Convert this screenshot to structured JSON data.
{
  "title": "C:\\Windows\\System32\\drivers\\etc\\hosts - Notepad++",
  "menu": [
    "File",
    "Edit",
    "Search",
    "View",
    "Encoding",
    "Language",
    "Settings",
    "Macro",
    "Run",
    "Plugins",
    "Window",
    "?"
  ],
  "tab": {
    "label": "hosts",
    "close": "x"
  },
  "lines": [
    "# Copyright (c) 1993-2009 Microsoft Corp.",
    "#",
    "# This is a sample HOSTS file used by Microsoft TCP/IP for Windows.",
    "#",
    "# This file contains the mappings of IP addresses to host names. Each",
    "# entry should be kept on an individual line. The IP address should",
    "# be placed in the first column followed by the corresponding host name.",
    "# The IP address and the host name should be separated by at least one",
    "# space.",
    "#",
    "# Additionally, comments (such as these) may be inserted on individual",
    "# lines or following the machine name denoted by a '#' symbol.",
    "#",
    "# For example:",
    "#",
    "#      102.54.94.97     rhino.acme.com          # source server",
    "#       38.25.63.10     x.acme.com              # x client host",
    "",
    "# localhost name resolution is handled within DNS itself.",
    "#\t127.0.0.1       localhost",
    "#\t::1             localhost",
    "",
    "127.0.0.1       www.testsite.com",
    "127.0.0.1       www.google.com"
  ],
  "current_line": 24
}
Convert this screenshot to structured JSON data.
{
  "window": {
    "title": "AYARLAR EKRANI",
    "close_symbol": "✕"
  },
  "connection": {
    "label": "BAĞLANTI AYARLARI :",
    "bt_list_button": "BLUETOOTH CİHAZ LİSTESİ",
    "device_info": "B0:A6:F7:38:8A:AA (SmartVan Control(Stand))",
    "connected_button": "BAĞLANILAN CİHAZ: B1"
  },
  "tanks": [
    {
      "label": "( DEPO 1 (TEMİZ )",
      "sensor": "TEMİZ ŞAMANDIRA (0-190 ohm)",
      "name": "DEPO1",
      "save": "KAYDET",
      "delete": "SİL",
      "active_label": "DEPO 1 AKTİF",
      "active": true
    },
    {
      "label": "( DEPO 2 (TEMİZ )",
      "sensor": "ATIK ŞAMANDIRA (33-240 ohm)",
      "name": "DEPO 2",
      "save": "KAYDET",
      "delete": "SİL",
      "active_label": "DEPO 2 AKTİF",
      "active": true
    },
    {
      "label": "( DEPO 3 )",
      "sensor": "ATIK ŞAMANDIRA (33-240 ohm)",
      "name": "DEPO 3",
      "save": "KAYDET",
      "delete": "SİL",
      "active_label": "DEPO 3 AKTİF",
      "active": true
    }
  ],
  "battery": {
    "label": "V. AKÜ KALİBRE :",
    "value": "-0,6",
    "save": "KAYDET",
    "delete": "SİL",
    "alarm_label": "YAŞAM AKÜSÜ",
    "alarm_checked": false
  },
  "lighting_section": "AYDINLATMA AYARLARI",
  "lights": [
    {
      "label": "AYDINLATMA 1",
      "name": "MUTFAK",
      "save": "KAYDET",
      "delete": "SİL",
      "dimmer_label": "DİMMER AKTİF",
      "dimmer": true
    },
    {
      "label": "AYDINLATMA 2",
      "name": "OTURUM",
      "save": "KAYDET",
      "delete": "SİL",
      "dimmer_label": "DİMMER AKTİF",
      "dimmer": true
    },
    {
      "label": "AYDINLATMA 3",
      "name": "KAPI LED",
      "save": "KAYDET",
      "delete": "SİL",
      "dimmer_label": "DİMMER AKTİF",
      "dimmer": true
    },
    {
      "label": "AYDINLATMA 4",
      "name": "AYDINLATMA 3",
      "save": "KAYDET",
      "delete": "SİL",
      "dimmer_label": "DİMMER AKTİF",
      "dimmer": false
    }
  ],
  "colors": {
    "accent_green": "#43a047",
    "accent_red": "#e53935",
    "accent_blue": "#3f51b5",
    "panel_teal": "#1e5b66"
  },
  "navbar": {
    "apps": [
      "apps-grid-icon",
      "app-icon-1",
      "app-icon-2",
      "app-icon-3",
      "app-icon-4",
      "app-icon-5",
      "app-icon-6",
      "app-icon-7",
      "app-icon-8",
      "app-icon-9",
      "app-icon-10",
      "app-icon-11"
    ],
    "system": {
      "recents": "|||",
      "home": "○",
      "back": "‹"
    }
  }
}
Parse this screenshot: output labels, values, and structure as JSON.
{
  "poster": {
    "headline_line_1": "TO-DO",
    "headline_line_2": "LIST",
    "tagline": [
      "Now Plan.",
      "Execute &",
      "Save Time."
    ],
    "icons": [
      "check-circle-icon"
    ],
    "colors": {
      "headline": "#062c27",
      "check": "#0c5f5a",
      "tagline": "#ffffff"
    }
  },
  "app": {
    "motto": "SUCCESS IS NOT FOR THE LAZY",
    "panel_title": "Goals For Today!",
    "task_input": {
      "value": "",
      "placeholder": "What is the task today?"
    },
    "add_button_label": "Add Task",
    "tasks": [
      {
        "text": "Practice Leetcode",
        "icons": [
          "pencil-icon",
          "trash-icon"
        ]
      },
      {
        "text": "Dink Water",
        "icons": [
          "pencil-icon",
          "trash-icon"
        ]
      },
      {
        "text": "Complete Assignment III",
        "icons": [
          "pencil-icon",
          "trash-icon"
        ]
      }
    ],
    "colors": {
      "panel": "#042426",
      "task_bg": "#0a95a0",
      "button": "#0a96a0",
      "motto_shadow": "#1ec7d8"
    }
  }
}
# # # #
#### [Task details]
Return every record above exactly as it appears.

#### [Task output]
Convert this screenshot to structured JSON data.
{
  "title": "C:\\Windows\\System32\\drivers\\etc\\hosts - Notepad++",
  "menu": [
    "File",
    "Edit",
    "Search",
    "View",
    "Encoding",
    "Language",
    "Settings",
    "Macro",
    "Run",
    "Plugins",
    "Window",
    "?"
  ],
  "tab": {
    "label": "hosts",
    "close": "x"
  },
  "lines": [
    "# Copyright (c) 1993-2009 Microsoft Corp.",
    "#",
    "# This is a sample HOSTS file used by Microsoft TCP/IP for Windows.",
    "#",
    "# This file contains the mappings of IP addresses to host names. Each",
    "# entry should be kept on an individual line. The IP address should",
    "# be placed in the first column followed by the corresponding host name.",
    "# The IP address and the host name should be separated by at least one",
    "# space.",
    "#",
    "# Additionally, comments (such as these) may be inserted on individual",
    "# lines or following the machine name denoted by a '#' symbol.",
    "#",
    "# For example:",
    "#",
    "#      102.54.94.97     rhino.acme.com          # source server",
    "#       38.25.63.10     x.acme.com              # x client host",
    "",
    "# localhost name resolution is handled within DNS itself.",
    "#\t127.0.0.1       localhost",
    "#\t::1             localhost",
    "",
    "127.0.0.1       www.testsite.com",
    "127.0.0.1       www.google.com"
  ],
  "current_line": 24
}
Convert this screenshot to structured JSON data.
{
  "window": {
    "title": "AYARLAR EKRANI",
    "close_symbol": "✕"
  },
  "connection": {
    "label": "BAĞLANTI AYARLARI :",
    "bt_list_button": "BLUETOOTH CİHAZ LİSTESİ",
    "device_info": "B0:A6:F7:38:8A:AA (SmartVan Control(Stand))",
    "connected_button": "BAĞLANILAN CİHAZ: B1"
  },
  "tanks": [
    {
      "label": "( DEPO 1 (TEMİZ )",
      "sensor": "TEMİZ ŞAMANDIRA (0-190 ohm)",
      "name": "DEPO1",
      "save": "KAYDET",
      "delete": "SİL",
      "active_label": "DEPO 1 AKTİF",
      "active": true
    },
    {
      "label": "( DEPO 2 (TEMİZ )",
      "sensor": "ATIK ŞAMANDIRA (33-240 ohm)",
      "name": "DEPO 2",
      "save": "KAYDET",
      "delete": "SİL",
      "active_label": "DEPO 2 AKTİF",
      "active": true
    },
    {
      "label": "( DEPO 3 )",
      "sensor": "ATIK ŞAMANDIRA (33-240 ohm)",
      "name": "DEPO 3",
      "save": "KAYDET",
      "delete": "SİL",
      "active_label": "DEPO 3 AKTİF",
      "active": true
    }
  ],
  "battery": {
    "label": "V. AKÜ KALİBRE :",
    "value": "-0,6",
    "save": "KAYDET",
    "delete": "SİL",
    "alarm_label": "YAŞAM AKÜSÜ",
    "alarm_checked": false
  },
  "lighting_section": "AYDINLATMA AYARLARI",
  "lights": [
    {
      "label": "AYDINLATMA 1",
      "name": "MUTFAK",
      "save": "KAYDET",
      "delete": "SİL",
      "dimmer_label": "DİMMER AKTİF",
      "dimmer": true
    },
    {
      "label": "AYDINLATMA 2",
      "name": "OTURUM",
      "save": "KAYDET",
      "delete": "SİL",
      "dimmer_label": "DİMMER AKTİF",
      "dimmer": true
    },
    {
      "label": "AYDINLATMA 3",
      "name": "KAPI LED",
      "save": "KAYDET",
      "delete": "SİL",
      "dimmer_label": "DİMMER AKTİF",
      "dimmer": true
    },
    {
      "label": "AYDINLATMA 4",
      "name": "AYDINLATMA 3",
      "save": "KAYDET",
      "delete": "SİL",
      "dimmer_label": "DİMMER AKTİF",
      "dimmer": false
    }
  ],
  "colors": {
    "accent_green": "#43a047",
    "accent_red": "#e53935",
    "accent_blue": "#3f51b5",
    "panel_teal": "#1e5b66"
  },
  "navbar": {
    "apps": [
      "apps-grid-icon",
      "app-icon-1",
      "app-icon-2",
      "app-icon-3",
      "app-icon-4",
      "app-icon-5",
      "app-icon-6",
      "app-icon-7",
      "app-icon-8",
      "app-icon-9",
      "app-icon-10",
      "app-icon-11"
    ],
    "system": {
      "recents": "|||",
      "home": "○",
      "back": "‹"
    }
  }
}
Parse this screenshot: output labels, values, and structure as JSON.
{
  "poster": {
    "headline_line_1": "TO-DO",
    "headline_line_2": "LIST",
    "tagline": [
      "Now Plan.",
      "Execute &",
      "Save Time."
    ],
    "icons": [
      "check-circle-icon"
    ],
    "colors": {
      "headline": "#062c27",
      "check": "#0c5f5a",
      "tagline": "#ffffff"
    }
  },
  "app": {
    "motto": "SUCCESS IS NOT FOR THE LAZY",
    "panel_title": "Goals For Today!",
    "task_input": {
      "value": "",
      "placeholder": "What is the task today?"
    },
    "add_button_label": "Add Task",
    "tasks": [
      {
        "text": "Practice Leetcode",
        "icons": [
          "pencil-icon",
          "trash-icon"
        ]
      },
      {
        "text": "Dink Water",
        "icons": [
          "pencil-icon",
          "trash-icon"
        ]
      },
      {
        "text": "Complete Assignment III",
        "icons": [
          "pencil-icon",
          "trash-icon"
        ]
      }
    ],
    "colors": {
      "panel": "#042426",
      "task_bg": "#0a95a0",
      "button": "#0a96a0",
      "motto_shadow": "#1ec7d8"
    }
  }
}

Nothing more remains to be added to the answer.